» Material supplied:
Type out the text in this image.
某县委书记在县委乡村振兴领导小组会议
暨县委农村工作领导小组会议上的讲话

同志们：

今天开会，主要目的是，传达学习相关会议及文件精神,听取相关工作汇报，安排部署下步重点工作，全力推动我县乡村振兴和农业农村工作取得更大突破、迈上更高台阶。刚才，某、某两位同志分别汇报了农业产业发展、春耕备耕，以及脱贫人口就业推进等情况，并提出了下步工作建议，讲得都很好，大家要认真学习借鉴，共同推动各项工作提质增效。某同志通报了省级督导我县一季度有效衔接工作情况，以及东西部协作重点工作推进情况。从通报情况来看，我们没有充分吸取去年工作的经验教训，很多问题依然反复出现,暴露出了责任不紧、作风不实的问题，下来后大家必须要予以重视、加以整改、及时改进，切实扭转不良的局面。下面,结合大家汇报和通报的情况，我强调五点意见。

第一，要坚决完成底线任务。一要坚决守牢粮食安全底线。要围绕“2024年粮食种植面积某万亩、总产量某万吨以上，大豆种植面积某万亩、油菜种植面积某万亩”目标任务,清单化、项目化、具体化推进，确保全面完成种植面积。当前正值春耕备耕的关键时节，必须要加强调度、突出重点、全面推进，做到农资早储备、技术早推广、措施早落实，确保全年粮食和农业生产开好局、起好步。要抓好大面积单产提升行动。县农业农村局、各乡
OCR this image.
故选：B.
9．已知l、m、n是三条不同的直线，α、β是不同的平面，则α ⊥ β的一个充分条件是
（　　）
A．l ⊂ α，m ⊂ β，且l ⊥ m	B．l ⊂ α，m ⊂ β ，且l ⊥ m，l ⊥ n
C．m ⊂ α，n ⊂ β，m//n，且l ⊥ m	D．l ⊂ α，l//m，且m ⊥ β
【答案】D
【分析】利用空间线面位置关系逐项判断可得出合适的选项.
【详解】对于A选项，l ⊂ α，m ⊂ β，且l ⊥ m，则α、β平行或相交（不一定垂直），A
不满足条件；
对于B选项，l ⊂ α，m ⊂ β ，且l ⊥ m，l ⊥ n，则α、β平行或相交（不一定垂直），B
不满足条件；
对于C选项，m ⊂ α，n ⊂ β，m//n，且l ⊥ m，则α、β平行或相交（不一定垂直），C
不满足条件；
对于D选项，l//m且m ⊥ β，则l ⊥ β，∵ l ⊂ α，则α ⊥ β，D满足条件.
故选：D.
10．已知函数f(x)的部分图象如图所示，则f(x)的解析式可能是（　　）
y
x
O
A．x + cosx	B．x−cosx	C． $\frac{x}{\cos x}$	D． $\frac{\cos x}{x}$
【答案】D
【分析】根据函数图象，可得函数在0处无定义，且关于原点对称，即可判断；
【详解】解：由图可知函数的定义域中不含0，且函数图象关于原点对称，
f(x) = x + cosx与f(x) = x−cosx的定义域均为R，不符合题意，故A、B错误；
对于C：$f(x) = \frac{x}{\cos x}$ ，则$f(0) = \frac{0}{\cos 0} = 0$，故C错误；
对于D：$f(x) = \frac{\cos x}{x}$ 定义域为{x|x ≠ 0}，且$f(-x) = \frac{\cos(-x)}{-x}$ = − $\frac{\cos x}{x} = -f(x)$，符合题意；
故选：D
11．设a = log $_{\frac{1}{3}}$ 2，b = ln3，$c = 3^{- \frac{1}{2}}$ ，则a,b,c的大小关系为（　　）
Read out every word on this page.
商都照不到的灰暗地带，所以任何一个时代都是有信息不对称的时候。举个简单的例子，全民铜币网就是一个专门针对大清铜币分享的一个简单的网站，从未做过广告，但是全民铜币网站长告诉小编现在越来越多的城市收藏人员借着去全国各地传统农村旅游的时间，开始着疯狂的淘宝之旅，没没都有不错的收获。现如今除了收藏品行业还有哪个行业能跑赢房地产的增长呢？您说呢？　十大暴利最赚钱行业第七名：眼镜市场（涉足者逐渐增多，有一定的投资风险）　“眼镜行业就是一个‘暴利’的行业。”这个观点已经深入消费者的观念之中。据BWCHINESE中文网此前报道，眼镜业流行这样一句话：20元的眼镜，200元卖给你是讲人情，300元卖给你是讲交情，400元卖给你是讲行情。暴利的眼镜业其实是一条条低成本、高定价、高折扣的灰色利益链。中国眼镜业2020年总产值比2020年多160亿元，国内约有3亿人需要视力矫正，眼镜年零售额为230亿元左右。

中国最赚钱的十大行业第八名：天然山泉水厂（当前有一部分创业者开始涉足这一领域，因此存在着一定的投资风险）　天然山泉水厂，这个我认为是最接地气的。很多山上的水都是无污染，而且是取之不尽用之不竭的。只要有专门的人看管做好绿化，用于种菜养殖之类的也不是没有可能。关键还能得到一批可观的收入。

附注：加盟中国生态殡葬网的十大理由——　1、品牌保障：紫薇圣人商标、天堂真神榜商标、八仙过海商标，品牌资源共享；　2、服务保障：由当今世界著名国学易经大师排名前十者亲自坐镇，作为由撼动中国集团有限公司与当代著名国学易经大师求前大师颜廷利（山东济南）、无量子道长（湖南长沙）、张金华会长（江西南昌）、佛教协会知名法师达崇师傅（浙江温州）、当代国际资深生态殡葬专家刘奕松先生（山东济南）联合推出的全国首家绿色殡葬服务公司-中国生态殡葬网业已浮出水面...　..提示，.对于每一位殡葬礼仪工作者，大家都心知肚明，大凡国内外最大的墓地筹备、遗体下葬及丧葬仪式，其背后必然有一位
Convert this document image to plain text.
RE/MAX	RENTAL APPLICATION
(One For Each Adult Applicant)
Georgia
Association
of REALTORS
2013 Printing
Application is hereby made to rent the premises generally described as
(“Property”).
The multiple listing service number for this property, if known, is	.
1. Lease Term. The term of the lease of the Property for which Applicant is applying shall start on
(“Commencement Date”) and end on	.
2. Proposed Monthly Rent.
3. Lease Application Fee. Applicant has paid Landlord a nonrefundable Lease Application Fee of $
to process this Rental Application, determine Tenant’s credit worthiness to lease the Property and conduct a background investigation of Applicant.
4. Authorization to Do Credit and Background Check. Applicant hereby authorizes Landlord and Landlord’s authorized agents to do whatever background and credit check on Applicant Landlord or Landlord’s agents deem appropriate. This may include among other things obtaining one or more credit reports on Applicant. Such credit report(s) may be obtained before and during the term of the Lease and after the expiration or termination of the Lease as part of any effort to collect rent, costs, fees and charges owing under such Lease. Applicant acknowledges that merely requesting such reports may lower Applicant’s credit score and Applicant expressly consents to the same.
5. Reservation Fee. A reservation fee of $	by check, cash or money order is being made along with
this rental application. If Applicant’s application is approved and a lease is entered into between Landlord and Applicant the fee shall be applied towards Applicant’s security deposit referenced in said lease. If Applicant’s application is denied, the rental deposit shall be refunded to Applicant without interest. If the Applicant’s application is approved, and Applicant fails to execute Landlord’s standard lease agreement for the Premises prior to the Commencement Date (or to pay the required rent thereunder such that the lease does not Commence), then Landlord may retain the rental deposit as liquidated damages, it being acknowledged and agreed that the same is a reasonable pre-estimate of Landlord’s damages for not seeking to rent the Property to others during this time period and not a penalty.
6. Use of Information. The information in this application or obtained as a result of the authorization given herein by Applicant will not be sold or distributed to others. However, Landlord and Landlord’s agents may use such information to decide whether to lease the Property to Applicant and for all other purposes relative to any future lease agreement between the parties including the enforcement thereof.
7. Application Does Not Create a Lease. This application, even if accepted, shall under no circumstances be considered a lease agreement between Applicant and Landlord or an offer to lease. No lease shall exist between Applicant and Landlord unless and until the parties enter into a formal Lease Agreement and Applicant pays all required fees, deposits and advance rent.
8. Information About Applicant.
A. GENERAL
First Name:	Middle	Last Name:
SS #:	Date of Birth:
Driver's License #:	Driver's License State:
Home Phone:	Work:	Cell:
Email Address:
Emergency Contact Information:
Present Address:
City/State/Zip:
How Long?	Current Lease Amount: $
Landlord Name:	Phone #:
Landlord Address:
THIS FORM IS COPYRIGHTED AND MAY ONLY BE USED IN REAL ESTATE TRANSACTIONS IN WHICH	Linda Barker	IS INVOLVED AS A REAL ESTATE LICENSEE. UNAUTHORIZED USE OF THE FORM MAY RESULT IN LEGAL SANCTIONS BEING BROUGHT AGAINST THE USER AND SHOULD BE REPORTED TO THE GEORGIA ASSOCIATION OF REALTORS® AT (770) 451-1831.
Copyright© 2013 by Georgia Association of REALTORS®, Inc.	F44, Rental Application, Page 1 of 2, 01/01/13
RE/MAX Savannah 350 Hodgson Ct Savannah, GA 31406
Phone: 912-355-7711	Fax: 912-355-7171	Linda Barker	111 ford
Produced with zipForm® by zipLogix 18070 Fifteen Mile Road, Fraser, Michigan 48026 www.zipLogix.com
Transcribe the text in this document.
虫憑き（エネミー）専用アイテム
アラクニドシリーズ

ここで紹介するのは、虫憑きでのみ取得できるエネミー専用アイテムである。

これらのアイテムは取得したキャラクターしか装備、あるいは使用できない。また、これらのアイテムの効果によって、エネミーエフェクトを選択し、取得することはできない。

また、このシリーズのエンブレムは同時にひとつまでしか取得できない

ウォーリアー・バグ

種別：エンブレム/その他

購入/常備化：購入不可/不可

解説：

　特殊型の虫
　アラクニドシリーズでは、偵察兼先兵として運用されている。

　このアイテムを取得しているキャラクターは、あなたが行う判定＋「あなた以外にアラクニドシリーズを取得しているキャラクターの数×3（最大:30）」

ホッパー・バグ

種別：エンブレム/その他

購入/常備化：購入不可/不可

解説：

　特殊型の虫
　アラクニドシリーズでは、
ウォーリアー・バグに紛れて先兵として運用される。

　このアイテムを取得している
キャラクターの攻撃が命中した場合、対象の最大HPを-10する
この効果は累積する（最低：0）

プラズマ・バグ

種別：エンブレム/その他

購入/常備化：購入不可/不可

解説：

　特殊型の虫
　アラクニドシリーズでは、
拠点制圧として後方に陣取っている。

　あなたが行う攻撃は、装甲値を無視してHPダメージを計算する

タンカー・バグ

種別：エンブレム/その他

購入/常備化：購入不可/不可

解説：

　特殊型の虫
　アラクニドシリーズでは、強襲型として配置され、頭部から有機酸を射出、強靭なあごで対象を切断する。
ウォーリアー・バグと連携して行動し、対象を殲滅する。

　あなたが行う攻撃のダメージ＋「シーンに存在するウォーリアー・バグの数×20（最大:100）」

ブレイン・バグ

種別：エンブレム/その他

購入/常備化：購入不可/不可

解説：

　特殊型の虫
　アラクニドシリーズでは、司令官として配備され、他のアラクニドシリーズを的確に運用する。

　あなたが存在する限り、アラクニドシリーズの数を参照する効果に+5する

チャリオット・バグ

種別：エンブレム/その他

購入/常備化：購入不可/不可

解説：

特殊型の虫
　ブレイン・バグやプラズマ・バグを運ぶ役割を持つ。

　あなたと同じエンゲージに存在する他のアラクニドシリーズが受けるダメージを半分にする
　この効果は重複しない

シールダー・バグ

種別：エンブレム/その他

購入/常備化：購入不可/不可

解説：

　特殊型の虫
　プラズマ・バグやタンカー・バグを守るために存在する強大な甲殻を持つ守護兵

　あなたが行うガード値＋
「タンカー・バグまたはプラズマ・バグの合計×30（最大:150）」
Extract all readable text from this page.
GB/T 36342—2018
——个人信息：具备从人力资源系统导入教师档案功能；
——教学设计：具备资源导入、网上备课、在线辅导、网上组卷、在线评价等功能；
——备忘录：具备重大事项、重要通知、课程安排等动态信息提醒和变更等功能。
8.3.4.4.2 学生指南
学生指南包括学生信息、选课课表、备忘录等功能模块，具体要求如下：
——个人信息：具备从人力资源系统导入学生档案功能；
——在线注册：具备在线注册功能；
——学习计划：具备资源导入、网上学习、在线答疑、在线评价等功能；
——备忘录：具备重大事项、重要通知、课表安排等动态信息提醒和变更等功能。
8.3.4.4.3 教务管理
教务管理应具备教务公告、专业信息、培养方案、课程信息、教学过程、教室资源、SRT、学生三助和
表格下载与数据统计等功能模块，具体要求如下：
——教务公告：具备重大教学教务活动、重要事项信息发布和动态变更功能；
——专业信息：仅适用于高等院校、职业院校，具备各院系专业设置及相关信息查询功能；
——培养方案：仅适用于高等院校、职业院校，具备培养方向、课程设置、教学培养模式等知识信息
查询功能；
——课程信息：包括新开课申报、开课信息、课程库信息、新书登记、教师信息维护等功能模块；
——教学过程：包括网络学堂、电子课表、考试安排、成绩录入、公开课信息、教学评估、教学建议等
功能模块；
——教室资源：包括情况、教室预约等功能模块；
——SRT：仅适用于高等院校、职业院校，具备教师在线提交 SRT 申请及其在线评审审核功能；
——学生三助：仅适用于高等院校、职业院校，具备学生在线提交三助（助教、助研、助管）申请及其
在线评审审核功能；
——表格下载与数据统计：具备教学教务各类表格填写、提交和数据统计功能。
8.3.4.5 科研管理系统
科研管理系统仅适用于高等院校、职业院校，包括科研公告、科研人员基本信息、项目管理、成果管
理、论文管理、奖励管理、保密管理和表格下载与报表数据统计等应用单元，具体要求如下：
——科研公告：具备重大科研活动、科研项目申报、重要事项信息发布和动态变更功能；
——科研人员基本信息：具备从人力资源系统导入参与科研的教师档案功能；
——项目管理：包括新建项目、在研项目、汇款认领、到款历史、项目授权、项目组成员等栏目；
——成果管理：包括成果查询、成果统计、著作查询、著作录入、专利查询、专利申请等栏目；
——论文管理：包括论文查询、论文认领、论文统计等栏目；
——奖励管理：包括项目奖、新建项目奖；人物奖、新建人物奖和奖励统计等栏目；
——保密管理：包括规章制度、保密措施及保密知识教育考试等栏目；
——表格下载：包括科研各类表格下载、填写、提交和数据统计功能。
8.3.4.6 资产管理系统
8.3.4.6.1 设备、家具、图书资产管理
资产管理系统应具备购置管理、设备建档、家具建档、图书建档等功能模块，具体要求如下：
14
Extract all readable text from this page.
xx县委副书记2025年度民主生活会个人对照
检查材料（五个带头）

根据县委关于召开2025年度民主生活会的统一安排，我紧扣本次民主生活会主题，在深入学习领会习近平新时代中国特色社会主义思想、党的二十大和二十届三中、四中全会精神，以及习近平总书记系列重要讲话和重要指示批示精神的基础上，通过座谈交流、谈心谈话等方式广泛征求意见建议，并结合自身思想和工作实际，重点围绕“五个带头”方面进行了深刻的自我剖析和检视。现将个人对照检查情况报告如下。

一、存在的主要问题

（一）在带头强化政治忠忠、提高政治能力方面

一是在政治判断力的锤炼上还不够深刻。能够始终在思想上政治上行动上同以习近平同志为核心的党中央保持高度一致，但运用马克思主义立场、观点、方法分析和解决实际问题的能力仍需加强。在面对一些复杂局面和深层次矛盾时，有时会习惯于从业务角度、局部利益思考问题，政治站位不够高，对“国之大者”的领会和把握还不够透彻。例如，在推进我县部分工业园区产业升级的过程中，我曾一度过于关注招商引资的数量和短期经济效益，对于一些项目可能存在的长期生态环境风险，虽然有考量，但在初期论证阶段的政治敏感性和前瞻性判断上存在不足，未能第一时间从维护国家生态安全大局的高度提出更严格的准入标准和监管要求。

» Exercise brief: Write out every line of the entries that holds the word "论文管理".

» Solution to this task:
理、论文管理、奖励管理、保密管理和表格下载与报表数据统计等应用单元，具体要求如下：
——论文管理：包括论文查询、论文认领、论文统计等栏目；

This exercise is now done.